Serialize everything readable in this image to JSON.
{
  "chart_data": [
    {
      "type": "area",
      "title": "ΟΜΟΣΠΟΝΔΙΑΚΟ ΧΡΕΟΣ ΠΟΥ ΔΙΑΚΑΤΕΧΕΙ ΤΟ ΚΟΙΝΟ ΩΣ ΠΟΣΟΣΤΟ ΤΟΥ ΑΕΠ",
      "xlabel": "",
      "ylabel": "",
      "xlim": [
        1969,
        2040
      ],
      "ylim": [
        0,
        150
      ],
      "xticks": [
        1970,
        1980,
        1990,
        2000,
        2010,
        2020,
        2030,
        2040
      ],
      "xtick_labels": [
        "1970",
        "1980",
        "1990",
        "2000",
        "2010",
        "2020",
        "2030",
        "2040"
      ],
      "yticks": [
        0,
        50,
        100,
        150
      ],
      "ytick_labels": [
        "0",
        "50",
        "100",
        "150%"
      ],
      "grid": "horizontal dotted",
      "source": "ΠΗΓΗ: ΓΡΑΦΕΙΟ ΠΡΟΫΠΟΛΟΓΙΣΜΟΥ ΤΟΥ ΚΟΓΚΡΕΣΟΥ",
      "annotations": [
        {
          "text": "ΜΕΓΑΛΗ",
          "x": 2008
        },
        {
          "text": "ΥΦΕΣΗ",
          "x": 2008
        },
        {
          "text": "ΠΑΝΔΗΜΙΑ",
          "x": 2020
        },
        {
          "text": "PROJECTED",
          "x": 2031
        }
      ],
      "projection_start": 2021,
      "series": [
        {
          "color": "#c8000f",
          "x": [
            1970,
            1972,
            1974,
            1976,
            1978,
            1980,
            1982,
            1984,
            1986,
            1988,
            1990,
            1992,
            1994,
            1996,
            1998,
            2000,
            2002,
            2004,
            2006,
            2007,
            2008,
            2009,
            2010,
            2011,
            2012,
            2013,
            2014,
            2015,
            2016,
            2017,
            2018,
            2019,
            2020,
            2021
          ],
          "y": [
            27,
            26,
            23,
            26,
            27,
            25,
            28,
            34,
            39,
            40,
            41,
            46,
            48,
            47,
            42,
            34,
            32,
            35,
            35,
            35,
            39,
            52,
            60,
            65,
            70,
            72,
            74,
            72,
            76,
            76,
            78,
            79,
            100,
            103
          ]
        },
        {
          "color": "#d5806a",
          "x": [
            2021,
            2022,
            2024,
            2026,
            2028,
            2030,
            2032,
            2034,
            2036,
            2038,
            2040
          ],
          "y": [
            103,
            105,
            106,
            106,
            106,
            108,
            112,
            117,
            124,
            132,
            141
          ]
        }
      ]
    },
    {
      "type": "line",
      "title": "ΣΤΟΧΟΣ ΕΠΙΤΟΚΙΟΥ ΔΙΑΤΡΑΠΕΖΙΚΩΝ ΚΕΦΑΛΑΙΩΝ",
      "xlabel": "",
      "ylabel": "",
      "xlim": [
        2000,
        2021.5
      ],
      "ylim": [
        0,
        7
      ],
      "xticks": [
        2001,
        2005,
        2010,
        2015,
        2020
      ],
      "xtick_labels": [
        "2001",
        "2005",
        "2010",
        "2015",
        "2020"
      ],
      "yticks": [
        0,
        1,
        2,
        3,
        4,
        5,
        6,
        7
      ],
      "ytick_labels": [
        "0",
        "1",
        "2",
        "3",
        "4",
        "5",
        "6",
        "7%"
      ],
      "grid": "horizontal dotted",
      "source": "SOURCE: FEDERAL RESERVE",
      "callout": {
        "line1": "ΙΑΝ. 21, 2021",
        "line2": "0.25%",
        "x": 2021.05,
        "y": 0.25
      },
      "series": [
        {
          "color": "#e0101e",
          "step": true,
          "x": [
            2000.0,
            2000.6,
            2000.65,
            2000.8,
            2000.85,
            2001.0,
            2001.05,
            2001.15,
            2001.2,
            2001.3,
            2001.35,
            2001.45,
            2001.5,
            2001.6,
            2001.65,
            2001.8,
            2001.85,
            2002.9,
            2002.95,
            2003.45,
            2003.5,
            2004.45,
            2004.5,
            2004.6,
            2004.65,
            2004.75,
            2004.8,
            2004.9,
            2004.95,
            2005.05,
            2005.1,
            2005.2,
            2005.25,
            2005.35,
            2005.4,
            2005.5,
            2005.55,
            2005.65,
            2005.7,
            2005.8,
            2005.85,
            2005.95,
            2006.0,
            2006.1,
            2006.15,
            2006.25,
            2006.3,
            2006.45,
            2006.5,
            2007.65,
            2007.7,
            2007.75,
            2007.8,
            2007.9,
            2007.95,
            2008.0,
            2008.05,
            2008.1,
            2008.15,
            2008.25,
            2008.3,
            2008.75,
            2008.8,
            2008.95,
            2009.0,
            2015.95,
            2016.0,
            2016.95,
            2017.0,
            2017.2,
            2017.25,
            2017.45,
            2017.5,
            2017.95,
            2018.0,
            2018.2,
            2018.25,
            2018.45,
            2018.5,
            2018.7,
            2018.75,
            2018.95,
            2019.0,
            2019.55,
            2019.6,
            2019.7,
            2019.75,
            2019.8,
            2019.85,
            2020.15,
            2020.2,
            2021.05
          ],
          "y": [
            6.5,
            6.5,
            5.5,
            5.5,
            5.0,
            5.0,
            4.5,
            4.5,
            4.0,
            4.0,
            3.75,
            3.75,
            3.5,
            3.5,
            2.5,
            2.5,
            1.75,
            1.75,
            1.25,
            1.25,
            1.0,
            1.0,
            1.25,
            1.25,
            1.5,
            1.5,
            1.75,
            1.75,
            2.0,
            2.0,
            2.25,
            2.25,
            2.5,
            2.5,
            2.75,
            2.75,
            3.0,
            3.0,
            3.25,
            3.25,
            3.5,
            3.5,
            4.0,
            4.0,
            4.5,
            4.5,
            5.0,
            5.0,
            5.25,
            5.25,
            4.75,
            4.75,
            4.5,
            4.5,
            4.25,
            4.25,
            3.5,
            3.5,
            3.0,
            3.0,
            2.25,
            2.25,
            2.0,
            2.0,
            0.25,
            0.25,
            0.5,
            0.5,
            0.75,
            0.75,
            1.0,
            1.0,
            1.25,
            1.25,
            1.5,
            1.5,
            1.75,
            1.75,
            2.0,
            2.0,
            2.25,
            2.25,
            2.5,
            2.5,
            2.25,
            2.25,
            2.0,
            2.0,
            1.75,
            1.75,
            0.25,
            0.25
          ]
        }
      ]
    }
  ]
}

* [What you need to do]:
Copy each line above where the string "color" occurs.

* [Task solution]:
          "color": "#c8000f",
          "color": "#d5806a",
          "color": "#e0101e",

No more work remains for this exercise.